▶
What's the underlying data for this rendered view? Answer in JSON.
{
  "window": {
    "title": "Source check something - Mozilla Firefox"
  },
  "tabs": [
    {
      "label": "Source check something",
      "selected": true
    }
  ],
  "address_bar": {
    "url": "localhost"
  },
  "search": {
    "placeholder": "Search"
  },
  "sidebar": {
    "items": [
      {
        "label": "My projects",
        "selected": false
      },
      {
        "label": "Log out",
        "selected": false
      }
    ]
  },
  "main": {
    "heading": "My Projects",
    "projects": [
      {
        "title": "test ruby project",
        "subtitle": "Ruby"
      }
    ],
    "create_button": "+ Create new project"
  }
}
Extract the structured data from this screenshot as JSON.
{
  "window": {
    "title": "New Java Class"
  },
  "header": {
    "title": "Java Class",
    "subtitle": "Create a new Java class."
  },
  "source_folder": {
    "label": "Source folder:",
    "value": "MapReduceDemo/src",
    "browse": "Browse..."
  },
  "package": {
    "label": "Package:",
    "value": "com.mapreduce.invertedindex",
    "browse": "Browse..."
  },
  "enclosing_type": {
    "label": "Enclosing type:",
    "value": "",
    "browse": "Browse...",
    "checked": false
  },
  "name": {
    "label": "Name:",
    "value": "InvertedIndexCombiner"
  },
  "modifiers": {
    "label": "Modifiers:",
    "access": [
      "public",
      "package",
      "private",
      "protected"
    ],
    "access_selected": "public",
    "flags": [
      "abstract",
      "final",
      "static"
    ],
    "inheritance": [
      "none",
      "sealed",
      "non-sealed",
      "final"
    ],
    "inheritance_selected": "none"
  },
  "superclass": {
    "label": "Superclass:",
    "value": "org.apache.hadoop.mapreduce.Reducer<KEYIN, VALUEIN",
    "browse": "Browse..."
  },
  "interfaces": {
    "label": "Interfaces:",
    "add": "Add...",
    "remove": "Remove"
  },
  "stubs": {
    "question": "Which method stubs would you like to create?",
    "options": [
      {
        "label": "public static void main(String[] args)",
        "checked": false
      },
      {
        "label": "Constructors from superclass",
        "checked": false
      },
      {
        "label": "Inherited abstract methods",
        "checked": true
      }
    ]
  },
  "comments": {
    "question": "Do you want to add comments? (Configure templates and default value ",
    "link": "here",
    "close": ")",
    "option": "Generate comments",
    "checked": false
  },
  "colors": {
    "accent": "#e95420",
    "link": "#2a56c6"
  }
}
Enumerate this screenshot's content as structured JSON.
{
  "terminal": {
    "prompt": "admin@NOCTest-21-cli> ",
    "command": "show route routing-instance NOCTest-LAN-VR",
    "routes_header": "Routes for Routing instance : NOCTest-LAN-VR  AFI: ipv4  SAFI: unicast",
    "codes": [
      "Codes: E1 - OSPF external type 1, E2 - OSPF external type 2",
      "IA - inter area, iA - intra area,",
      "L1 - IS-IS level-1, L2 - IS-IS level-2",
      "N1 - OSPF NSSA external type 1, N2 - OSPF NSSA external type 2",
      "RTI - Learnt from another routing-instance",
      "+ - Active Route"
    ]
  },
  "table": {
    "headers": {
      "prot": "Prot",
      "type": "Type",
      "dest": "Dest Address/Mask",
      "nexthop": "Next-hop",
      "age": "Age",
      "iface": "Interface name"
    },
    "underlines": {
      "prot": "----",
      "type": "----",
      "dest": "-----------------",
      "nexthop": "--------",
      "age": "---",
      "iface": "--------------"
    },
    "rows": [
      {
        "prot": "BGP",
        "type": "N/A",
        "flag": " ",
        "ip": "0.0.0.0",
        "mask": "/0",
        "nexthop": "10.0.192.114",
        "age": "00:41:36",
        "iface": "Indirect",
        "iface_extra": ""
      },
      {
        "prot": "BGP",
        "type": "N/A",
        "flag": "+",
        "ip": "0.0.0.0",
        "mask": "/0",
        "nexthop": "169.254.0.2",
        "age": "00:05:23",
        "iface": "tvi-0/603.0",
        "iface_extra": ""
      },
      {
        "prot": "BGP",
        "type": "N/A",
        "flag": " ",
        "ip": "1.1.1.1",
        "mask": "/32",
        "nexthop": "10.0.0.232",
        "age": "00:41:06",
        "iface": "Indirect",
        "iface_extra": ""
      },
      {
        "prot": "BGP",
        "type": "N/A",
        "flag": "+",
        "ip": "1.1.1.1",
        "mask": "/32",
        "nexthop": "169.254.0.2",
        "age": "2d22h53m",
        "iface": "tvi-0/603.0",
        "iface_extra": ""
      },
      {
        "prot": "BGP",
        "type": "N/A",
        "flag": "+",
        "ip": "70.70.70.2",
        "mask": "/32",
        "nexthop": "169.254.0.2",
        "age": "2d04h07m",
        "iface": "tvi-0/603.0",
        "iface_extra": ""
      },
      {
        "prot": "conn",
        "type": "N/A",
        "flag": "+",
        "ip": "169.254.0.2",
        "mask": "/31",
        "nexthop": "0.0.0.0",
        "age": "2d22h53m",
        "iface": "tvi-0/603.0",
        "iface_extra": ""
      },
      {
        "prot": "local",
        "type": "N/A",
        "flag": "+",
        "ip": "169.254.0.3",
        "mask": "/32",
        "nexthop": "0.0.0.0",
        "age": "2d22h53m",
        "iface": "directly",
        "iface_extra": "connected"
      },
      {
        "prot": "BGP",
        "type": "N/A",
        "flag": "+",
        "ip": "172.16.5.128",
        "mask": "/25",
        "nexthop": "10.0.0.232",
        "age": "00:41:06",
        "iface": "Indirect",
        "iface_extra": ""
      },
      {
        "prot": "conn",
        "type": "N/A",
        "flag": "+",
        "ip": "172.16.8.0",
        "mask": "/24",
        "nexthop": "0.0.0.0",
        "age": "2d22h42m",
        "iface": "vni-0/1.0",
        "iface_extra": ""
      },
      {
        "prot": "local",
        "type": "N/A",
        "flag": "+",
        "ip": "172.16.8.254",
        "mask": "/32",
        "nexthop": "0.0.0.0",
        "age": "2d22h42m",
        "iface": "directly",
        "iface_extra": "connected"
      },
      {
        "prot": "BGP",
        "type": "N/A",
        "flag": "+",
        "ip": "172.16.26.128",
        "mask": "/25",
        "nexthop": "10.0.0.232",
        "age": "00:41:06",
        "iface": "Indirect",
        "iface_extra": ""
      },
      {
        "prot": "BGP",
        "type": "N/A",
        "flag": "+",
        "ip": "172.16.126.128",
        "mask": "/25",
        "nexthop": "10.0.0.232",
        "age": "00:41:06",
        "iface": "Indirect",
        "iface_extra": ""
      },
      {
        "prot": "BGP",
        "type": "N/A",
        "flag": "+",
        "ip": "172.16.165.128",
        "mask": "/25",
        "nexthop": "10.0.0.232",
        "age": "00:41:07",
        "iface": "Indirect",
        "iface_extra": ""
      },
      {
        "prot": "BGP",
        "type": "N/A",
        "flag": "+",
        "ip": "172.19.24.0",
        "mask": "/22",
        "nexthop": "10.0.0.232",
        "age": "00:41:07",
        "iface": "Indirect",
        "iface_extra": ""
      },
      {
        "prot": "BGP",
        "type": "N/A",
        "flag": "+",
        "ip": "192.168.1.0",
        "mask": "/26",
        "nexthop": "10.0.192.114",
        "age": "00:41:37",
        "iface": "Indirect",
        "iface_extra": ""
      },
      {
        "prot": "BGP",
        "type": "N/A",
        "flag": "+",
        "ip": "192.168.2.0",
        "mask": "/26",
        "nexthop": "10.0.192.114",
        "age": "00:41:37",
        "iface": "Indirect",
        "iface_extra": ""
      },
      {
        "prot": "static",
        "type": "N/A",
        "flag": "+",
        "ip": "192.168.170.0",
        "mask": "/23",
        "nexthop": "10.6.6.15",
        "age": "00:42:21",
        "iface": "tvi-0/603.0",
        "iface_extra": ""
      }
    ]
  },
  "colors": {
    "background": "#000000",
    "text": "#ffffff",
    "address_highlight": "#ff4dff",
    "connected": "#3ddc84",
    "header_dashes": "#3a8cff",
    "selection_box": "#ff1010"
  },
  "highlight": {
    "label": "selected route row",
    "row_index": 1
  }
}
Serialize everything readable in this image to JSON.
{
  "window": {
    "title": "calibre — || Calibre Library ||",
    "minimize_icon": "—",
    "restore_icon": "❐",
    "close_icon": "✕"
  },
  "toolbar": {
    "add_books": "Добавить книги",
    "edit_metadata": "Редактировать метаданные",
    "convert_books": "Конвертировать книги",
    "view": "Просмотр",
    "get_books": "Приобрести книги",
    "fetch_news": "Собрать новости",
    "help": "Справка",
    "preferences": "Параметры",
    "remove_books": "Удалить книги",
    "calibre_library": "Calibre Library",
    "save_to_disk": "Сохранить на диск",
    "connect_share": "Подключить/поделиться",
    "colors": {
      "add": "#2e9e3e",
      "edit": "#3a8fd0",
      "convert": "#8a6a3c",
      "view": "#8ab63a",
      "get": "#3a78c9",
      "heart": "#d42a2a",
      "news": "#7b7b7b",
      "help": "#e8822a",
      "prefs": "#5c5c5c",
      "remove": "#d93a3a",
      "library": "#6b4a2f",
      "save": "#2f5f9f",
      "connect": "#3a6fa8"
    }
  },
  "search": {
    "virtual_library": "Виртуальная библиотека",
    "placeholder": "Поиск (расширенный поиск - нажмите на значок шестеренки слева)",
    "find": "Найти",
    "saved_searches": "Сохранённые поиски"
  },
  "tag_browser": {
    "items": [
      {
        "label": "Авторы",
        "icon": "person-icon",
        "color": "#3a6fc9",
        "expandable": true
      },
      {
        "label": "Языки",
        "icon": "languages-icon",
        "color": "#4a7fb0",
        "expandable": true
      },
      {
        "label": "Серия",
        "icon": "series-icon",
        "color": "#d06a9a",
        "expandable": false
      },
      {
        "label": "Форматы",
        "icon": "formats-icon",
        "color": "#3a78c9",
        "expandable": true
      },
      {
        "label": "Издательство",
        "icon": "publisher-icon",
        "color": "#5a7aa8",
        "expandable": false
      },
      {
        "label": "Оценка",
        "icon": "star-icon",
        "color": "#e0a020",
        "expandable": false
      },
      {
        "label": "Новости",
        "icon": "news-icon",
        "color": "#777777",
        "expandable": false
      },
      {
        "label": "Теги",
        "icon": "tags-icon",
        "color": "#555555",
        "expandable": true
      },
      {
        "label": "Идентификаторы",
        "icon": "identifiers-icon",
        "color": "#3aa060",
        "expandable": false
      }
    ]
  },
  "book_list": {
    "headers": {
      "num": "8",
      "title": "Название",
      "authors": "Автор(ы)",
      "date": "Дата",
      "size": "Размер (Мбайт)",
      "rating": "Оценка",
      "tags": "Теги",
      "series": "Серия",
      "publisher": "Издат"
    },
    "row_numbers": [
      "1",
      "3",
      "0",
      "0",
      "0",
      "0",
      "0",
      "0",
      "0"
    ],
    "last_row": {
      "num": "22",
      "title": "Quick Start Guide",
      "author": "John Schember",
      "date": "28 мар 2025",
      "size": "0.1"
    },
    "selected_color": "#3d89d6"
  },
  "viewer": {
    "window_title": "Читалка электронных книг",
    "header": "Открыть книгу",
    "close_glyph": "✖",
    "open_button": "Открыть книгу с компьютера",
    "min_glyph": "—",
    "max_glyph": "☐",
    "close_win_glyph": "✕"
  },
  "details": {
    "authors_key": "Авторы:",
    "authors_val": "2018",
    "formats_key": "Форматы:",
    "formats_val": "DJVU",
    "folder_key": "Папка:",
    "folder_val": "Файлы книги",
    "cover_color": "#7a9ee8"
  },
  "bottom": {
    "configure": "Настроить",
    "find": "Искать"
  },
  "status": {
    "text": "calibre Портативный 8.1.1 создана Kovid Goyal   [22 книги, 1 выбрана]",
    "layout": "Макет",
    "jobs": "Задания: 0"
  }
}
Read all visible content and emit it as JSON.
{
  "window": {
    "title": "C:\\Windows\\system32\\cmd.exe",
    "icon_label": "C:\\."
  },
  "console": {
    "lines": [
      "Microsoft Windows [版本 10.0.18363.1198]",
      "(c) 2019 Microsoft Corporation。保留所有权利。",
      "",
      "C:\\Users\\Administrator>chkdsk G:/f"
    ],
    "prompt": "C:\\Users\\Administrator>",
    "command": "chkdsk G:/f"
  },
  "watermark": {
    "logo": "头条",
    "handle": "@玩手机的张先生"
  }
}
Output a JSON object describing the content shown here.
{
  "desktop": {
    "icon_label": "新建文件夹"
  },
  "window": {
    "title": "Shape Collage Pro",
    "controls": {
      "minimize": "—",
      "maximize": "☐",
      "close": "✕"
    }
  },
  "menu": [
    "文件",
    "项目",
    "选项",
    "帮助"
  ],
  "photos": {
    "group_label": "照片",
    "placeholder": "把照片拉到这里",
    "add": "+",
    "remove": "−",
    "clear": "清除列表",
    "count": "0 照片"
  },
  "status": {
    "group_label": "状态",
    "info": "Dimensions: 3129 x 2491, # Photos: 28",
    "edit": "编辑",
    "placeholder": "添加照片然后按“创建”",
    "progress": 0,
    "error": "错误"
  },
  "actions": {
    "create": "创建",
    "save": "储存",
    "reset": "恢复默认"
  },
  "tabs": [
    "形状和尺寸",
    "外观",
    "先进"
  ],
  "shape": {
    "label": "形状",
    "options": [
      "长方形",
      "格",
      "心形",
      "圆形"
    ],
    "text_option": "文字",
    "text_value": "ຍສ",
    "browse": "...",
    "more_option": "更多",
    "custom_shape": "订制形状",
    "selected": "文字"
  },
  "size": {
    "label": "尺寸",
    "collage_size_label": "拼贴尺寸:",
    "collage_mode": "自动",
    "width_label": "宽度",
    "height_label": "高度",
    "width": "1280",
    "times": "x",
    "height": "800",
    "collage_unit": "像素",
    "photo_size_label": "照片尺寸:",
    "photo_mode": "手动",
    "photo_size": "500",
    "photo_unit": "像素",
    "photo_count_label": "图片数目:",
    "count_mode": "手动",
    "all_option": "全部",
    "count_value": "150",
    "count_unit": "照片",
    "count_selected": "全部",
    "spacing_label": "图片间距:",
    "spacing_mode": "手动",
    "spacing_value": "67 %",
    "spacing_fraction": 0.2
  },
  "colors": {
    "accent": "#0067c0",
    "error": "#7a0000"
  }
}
◀
TASK REQUIREMENTS
Filter the records for lines holding the string "Microsoft". Copy each one.

SOLVED EXERCISE
      "Microsoft Windows [版本 10.0.18363.1198]",
      "(c) 2019 Microsoft Corporation。保留所有权利。",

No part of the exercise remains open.